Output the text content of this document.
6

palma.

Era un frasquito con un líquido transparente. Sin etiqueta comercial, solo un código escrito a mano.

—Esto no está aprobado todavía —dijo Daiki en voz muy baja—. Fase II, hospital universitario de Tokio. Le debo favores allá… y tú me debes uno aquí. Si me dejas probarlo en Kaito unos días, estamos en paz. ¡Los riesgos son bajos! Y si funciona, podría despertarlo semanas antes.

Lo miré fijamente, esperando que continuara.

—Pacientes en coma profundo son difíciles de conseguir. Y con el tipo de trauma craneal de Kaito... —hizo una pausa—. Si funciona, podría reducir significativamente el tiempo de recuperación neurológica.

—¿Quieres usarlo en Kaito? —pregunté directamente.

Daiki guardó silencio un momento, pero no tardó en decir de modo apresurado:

— GOAL —
Exactly reproduce every record.

— EXERCISE ANSWER —
Output the text content of this document.
6

palma.

Era un frasquito con un líquido transparente. Sin etiqueta comercial, solo un código escrito a mano.

—Esto no está aprobado todavía —dijo Daiki en voz muy baja—. Fase II, hospital universitario de Tokio. Le debo favores allá… y tú me debes uno aquí. Si me dejas probarlo en Kaito unos días, estamos en paz. ¡Los riesgos son bajos! Y si funciona, podría despertarlo semanas antes.

Lo miré fijamente, esperando que continuara.

—Pacientes en coma profundo son difíciles de conseguir. Y con el tipo de trauma craneal de Kaito... —hizo una pausa—. Si funciona, podría reducir significativamente el tiempo de recuperación neurológica.

—¿Quieres usarlo en Kaito? —pregunté directamente.

Daiki guardó silencio un momento, pero no tardó en decir de modo apresurado:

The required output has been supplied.